The request:
Go through the entries and say how many lines contain the string "لأنه". The number is the whole answer.

────

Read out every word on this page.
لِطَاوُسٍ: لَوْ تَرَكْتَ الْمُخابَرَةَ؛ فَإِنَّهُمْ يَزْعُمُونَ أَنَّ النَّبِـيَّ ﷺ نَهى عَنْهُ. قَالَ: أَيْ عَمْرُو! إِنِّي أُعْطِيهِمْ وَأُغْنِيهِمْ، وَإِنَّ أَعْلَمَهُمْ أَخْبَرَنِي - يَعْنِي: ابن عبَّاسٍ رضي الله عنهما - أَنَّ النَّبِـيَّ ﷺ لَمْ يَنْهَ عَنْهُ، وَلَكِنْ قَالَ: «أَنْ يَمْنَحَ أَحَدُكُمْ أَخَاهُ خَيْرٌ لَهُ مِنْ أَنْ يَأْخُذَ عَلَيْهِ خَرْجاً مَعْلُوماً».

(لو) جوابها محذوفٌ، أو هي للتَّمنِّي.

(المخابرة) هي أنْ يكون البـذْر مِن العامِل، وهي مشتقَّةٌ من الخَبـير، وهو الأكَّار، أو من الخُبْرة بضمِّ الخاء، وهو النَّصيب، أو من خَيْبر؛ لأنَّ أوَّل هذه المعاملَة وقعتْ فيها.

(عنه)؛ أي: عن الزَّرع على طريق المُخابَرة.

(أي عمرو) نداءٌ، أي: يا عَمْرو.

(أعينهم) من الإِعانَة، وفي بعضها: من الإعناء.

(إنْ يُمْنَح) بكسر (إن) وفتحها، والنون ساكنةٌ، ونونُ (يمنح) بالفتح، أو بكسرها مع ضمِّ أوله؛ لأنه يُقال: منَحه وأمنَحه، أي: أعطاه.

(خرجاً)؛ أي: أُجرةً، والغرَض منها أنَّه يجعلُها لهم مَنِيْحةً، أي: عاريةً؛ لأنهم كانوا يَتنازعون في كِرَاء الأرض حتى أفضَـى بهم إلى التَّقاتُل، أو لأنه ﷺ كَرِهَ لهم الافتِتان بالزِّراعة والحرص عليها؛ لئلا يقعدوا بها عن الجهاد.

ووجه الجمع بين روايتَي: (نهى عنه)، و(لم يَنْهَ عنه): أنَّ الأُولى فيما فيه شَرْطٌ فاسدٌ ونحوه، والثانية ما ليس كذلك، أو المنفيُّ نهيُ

────

Completed exercise:
2